## ТЕКСТОВЫЙ БЛОК
----------

Отселе я вижу потоков рожденье
И первое грозных обвалов движенье. (3, кн.1, 196)
А дальше взгляд лирического героя устремляется как бы вслед за наметившимся движением наблюдаемых объектов, постепенно спускается:
Здесь тучи смиренно идут подо мной;
Сквозь них, низвергаясь, шумят водопады;
Под ними утесов нагие громады;
Там ниже мох тощий, кустарник сухой;
А там уже рощи, зеленые сени,
Где птицы щебечут, где скачут олени.

----------

## НАБОР ЗАПИСЕЙ

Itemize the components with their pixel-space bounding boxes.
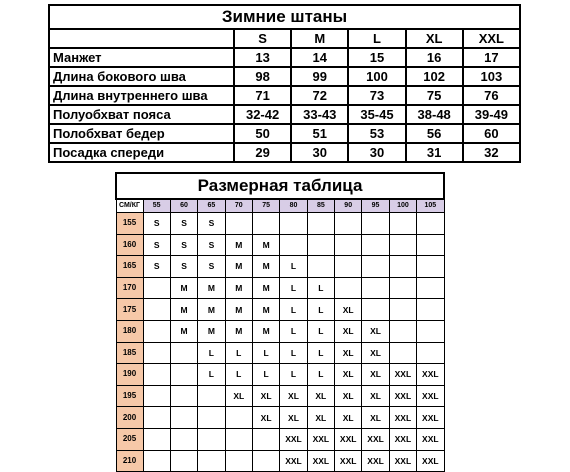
size-cell: XXL [307,450,334,472]
size-cell: XL [225,385,252,407]
size-cell: S [198,213,225,235]
size-cell: M [225,299,252,321]
height-cell: 185 [116,342,143,364]
measurement-value: 51 [291,124,348,143]
measurement-value: 99 [291,67,348,86]
size-header-cell: L [348,29,405,48]
size-cell: XL [307,407,334,429]
size-cell [225,407,252,429]
size-cell: L [198,364,225,386]
measurement-value: 32-42 [234,105,291,124]
weight-header-cell: 95 [362,199,389,213]
size-cell [225,213,252,235]
measurement-value: 75 [406,86,463,105]
size-cell: XXL [389,428,416,450]
height-cell: 175 [116,299,143,321]
size-cell: L [280,299,307,321]
height-row [116,256,444,278]
size-cell [143,320,170,342]
size-cell: XXL [417,364,444,386]
size-cell: XL [362,342,389,364]
measurement-value: 30 [291,143,348,162]
measurement-value: 35-45 [348,105,405,124]
size-cell: XXL [362,450,389,472]
size-cell [389,342,416,364]
height-cell: 190 [116,364,143,386]
size-cell: S [143,256,170,278]
size-cell [198,428,225,450]
size-cell: L [280,320,307,342]
measurement-row [49,124,520,143]
size-cell: XXL [417,385,444,407]
size-cell: M [252,234,279,256]
size-cell [143,277,170,299]
size-cell [362,213,389,235]
weight-header-cell: 65 [198,199,225,213]
size-cell: M [225,234,252,256]
size-cell [362,234,389,256]
size-cell: L [225,342,252,364]
size-cell [170,364,197,386]
size-cell [307,213,334,235]
height-row [116,342,444,364]
measurement-value: 60 [463,124,520,143]
measurement-value: 13 [234,48,291,67]
measurement-value: 31 [406,143,463,162]
size-header-cell: XL [406,29,463,48]
size-cell [143,407,170,429]
size-chart-table [115,172,445,472]
size-cell: L [307,277,334,299]
size-cell: XL [335,364,362,386]
measurement-label: Длина внутреннего шва [49,86,234,105]
size-cell [307,256,334,278]
size-cell [389,299,416,321]
size-cell [389,277,416,299]
size-cell: L [280,342,307,364]
height-cell: 195 [116,385,143,407]
size-cell: L [307,299,334,321]
size-header-cell: M [291,29,348,48]
size-cell [198,450,225,472]
size-cell [143,342,170,364]
size-cell [170,342,197,364]
size-cell: S [170,213,197,235]
size-cell: L [307,342,334,364]
measurement-value: 53 [348,124,405,143]
measurement-label: Полуобхват пояса [49,105,234,124]
size-cell: M [198,320,225,342]
size-cell: M [225,256,252,278]
size-cell [170,450,197,472]
size-cell [362,277,389,299]
size-header-row [49,29,520,48]
measurement-value: 50 [234,124,291,143]
size-cell: XL [362,320,389,342]
size-cell: XXL [335,428,362,450]
size-cell [143,428,170,450]
size-cell [143,299,170,321]
size-cell: XL [252,385,279,407]
size-cell [417,277,444,299]
size-cell: XXL [417,450,444,472]
size-cell: M [170,299,197,321]
measurement-value: 38-48 [406,105,463,124]
size-cell: XL [335,407,362,429]
measurement-label: Посадка спереди [49,143,234,162]
measurement-value: 14 [291,48,348,67]
size-cell [170,428,197,450]
size-cell [170,385,197,407]
measurement-row [49,105,520,124]
size-cell: M [170,277,197,299]
corner-label: СМ/КГ [116,199,143,213]
height-cell: 210 [116,450,143,472]
size-cell [335,256,362,278]
size-cell [362,299,389,321]
size-cell [417,234,444,256]
height-cell: 170 [116,277,143,299]
size-cell [198,385,225,407]
measurement-label: Манжет [49,48,234,67]
size-cell: XL [280,407,307,429]
size-cell: XXL [417,428,444,450]
height-row [116,213,444,235]
measurement-value: 16 [406,48,463,67]
height-row [116,428,444,450]
measurement-value: 100 [348,67,405,86]
size-cell [417,342,444,364]
size-cell: L [280,256,307,278]
size-cell: XXL [389,385,416,407]
measurement-label: Длина бокового шва [49,67,234,86]
height-cell: 180 [116,320,143,342]
size-header-cell: S [234,29,291,48]
pants-measurement-table [48,4,521,163]
weight-header-cell: 100 [389,199,416,213]
size-cell: M [252,299,279,321]
size-cell: XXL [389,450,416,472]
size-cell: M [252,277,279,299]
measurement-value: 30 [348,143,405,162]
measurement-row [49,67,520,86]
size-cell [307,234,334,256]
size-cell: M [170,320,197,342]
weight-header-cell: 90 [335,199,362,213]
size-cell [389,320,416,342]
size-cell [252,450,279,472]
size-cell: L [307,364,334,386]
weight-header-cell: 105 [417,199,444,213]
measurement-value: 29 [234,143,291,162]
weight-header-cell: 60 [170,199,197,213]
size-cell: S [143,234,170,256]
size-cell: XXL [389,407,416,429]
measurement-value: 39-49 [463,105,520,124]
size-cell: L [252,364,279,386]
measurement-value: 103 [463,67,520,86]
size-cell [389,234,416,256]
size-cell: M [252,320,279,342]
size-cell: M [198,277,225,299]
pants-table-title: Зимние штаны [49,5,520,29]
weight-header-cell: 55 [143,199,170,213]
measurement-row [49,143,520,162]
size-cell [362,256,389,278]
height-cell: 200 [116,407,143,429]
size-cell: XXL [417,407,444,429]
size-cell: XL [362,407,389,429]
size-cell [252,428,279,450]
header-empty-cell [49,29,234,48]
size-cell: M [225,277,252,299]
size-cell [280,213,307,235]
height-row [116,364,444,386]
size-header-cell: XXL [463,29,520,48]
size-cell [389,256,416,278]
height-row [116,450,444,472]
size-chart-title: Размерная таблица [116,173,444,199]
size-cell: S [198,256,225,278]
size-cell: M [198,299,225,321]
weight-header-cell: 85 [307,199,334,213]
height-row [116,320,444,342]
size-cell [280,234,307,256]
measurement-value: 98 [234,67,291,86]
height-row [116,299,444,321]
size-cell: XL [252,407,279,429]
size-cell: XXL [389,364,416,386]
height-cell: 160 [116,234,143,256]
height-row [116,385,444,407]
measurement-value: 76 [463,86,520,105]
measurement-value: 32 [463,143,520,162]
size-cell: XL [307,385,334,407]
measurement-value: 72 [291,86,348,105]
size-cell [335,234,362,256]
size-cell: XL [335,320,362,342]
measurement-label: Полобхват бедер [49,124,234,143]
size-cell [225,428,252,450]
size-cell [252,213,279,235]
height-row [116,234,444,256]
size-cell: M [252,256,279,278]
size-cell [335,213,362,235]
size-cell: S [143,213,170,235]
size-cell: L [280,364,307,386]
size-cell [143,385,170,407]
measurement-value: 102 [406,67,463,86]
size-cell: L [307,320,334,342]
weight-header-cell: 75 [252,199,279,213]
size-cell: XXL [307,428,334,450]
size-cell [198,407,225,429]
size-cell: L [280,277,307,299]
measurement-value: 56 [406,124,463,143]
size-cell [143,364,170,386]
size-cell [143,450,170,472]
size-cell: XL [280,385,307,407]
measurement-value: 15 [348,48,405,67]
measurement-value: 73 [348,86,405,105]
size-cell: L [225,364,252,386]
measurement-value: 71 [234,86,291,105]
measurement-value: 33-43 [291,105,348,124]
size-cell [417,256,444,278]
size-cell: S [198,234,225,256]
size-cell [335,277,362,299]
size-cell: XXL [335,450,362,472]
measurement-row [49,86,520,105]
size-cell: L [252,342,279,364]
size-cell: XL [362,385,389,407]
size-cell: XL [335,299,362,321]
size-cell [417,213,444,235]
size-cell [225,450,252,472]
size-cell: XXL [362,428,389,450]
weight-header-cell: 80 [280,199,307,213]
size-cell: XXL [280,428,307,450]
measurement-row [49,48,520,67]
size-cell: L [198,342,225,364]
height-cell: 165 [116,256,143,278]
size-cell [170,407,197,429]
weight-header-row [116,199,444,213]
height-cell: 155 [116,213,143,235]
size-cell: XL [335,342,362,364]
size-cell [417,299,444,321]
size-cell: XL [335,385,362,407]
size-cell: M [225,320,252,342]
size-cell: S [170,234,197,256]
size-cell: XL [362,364,389,386]
height-row [116,277,444,299]
size-cell [389,213,416,235]
height-cell: 205 [116,428,143,450]
size-cell [417,320,444,342]
height-row [116,407,444,429]
size-cell: XXL [280,450,307,472]
weight-header-cell: 70 [225,199,252,213]
measurement-value: 17 [463,48,520,67]
size-cell: S [170,256,197,278]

----------

## ЗАДАНИЯ
a) Выпишите все прилагательные из стихотворных строк текстового блока, начиная со строки «Здесь тучи смиренно идут подо мной».
b) Повторите дословно фрагмент текстового блока, который открывается словами, содержащими «А дальше взгляд», и завершается словами «где скачут олени.».
Для выполнения используйте только текстовый блок.

## ОТВЕТЫ К ЗАДАНИЯМ
a) нагие, тощий, сухой, зеленые

b)
А дальше взгляд лирического героя устремляется как бы вслед за наметившимся движением наблюдаемых объектов, постепенно спускается:
Здесь тучи смиренно идут подо мной;
Сквозь них, низвергаясь, шумят водопады;
Под ними утесов нагие громады;
Там ниже мох тощий, кустарник сухой;
А там уже рощи, зеленые сени,
Где птицы щебечут, где скачут олени.